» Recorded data
☆ ☆ ☆ ☆ ☆ ☆ ☆

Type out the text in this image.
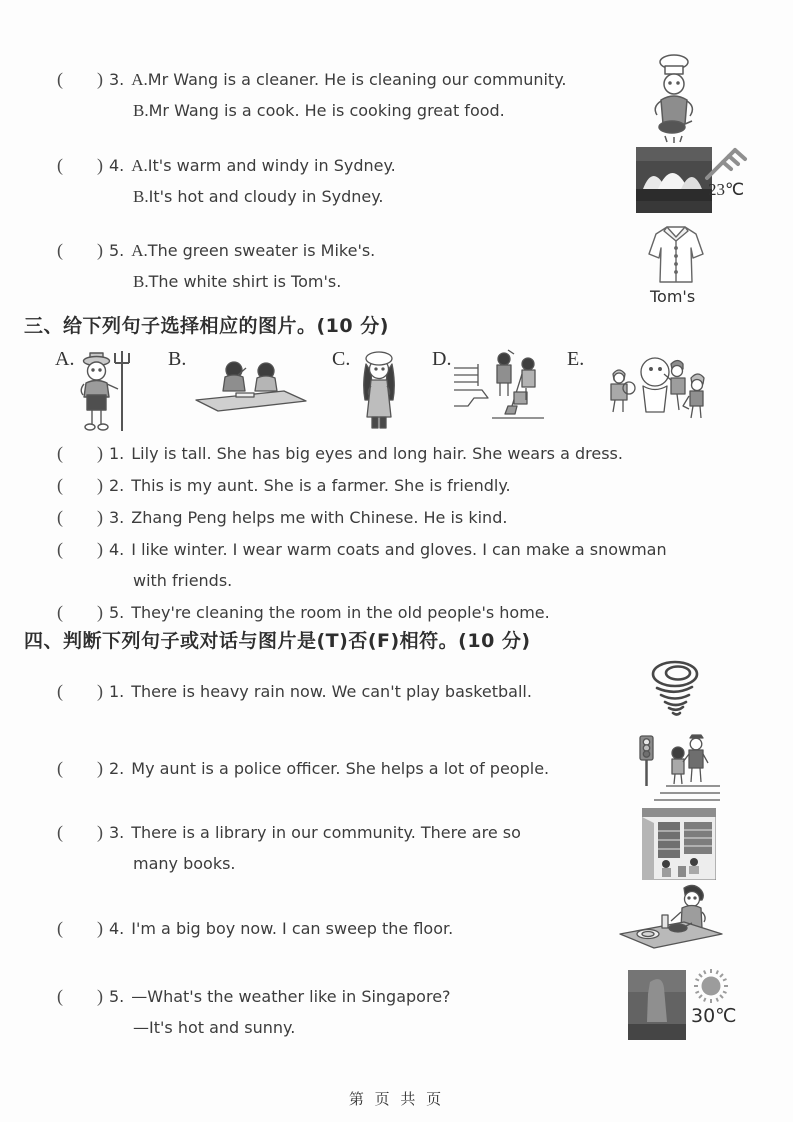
( ) 3. A.Mr Wang is a cleaner. He is cleaning our community.
B.Mr Wang is a cook. He is cooking great food.
( ) 4. A.It's warm and windy in Sydney.
B.It's hot and cloudy in Sydney.	23℃
( ) 5. A.The green sweater is Mike's.
B.The white shirt is Tom's.
Tom's
三、给下列句子选择相应的图片。(10 分)
A.	B.	C.	D.	E.
( ) 1. Lily is tall. She has big eyes and long hair. She wears a dress.
( ) 2. This is my aunt. She is a farmer. She is friendly.
( ) 3. Zhang Peng helps me with Chinese. He is kind.
( ) 4. I like winter. I wear warm coats and gloves. I can make a snowman
with friends.
( ) 5. They're cleaning the room in the old people's home.
四、判断下列句子或对话与图片是(T)否(F)相符。(10 分)
( ) 1. There is heavy rain now. We can't play basketball.
( ) 2. My aunt is a police officer. She helps a lot of people.
( ) 3. There is a library in our community. There are so
many books.
( ) 4. I'm a big boy now. I can sweep the floor.
( ) 5. —What's the weather like in Singapore?
—It's hot and sunny.
30℃
第 页 共 页
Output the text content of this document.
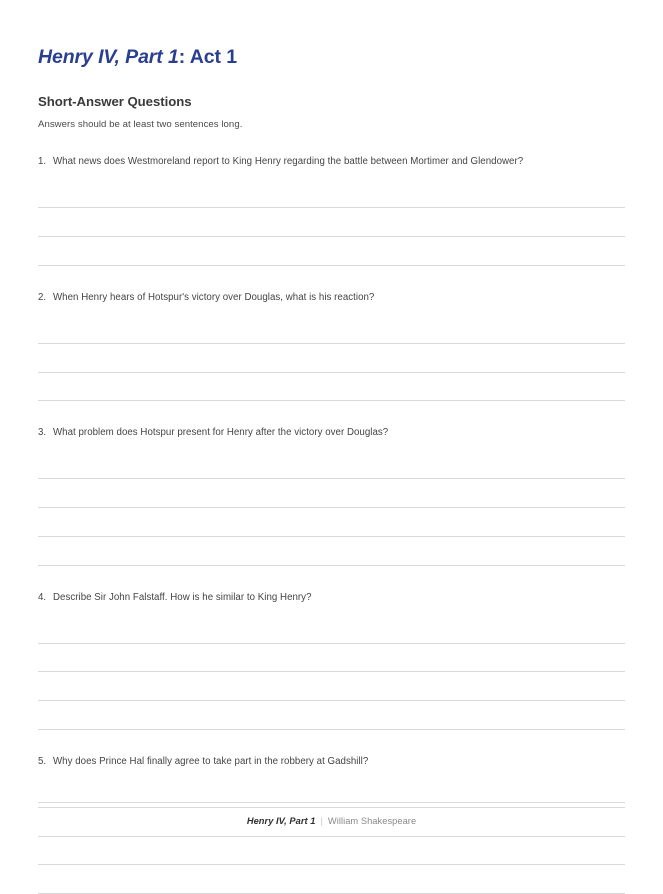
Henry IV, Part 1: Act 1
Short-Answer Questions

Answers should be at least two sentences long.

1. What news does Westmoreland report to King Henry regarding the battle between Mortimer and Glendower?
2. When Henry hears of Hotspur's victory over Douglas, what is his reaction?
3. What problem does Hotspur present for Henry after the victory over Douglas?
4. Describe Sir John Falstaff. How is he similar to King Henry?
5. Why does Prince Hal finally agree to take part in the robbery at Gadshill?
Henry IV, Part 1 | William Shakespeare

☆ ☆ ☆ ☆ ☆ ☆ ☆

» WHAT YOU NEED TO DO
Transcribe the listing in full. Omit the pictures and keep every line exact.

» ANSWER FOR THIS EXERCISE
Type out the text in this image.
( ) 3. A.Mr Wang is a cleaner. He is cleaning our community.
B.Mr Wang is a cook. He is cooking great food.
( ) 4. A.It's warm and windy in Sydney.
B.It's hot and cloudy in Sydney.	23℃
( ) 5. A.The green sweater is Mike's.
B.The white shirt is Tom's.
Tom's
三、给下列句子选择相应的图片。(10 分)
A.	B.	C.	D.	E.
( ) 1. Lily is tall. She has big eyes and long hair. She wears a dress.
( ) 2. This is my aunt. She is a farmer. She is friendly.
( ) 3. Zhang Peng helps me with Chinese. He is kind.
( ) 4. I like winter. I wear warm coats and gloves. I can make a snowman
with friends.
( ) 5. They're cleaning the room in the old people's home.
四、判断下列句子或对话与图片是(T)否(F)相符。(10 分)
( ) 1. There is heavy rain now. We can't play basketball.
( ) 2. My aunt is a police officer. She helps a lot of people.
( ) 3. There is a library in our community. There are so
many books.
( ) 4. I'm a big boy now. I can sweep the floor.
( ) 5. —What's the weather like in Singapore?
—It's hot and sunny.
30℃
第 页 共 页
Output the text content of this document.
Henry IV, Part 1: Act 1
Short-Answer Questions

Answers should be at least two sentences long.

1. What news does Westmoreland report to King Henry regarding the battle between Mortimer and Glendower?
2. When Henry hears of Hotspur's victory over Douglas, what is his reaction?
3. What problem does Hotspur present for Henry after the victory over Douglas?
4. Describe Sir John Falstaff. How is he similar to King Henry?
5. Why does Prince Hal finally agree to take part in the robbery at Gadshill?
Henry IV, Part 1 | William Shakespeare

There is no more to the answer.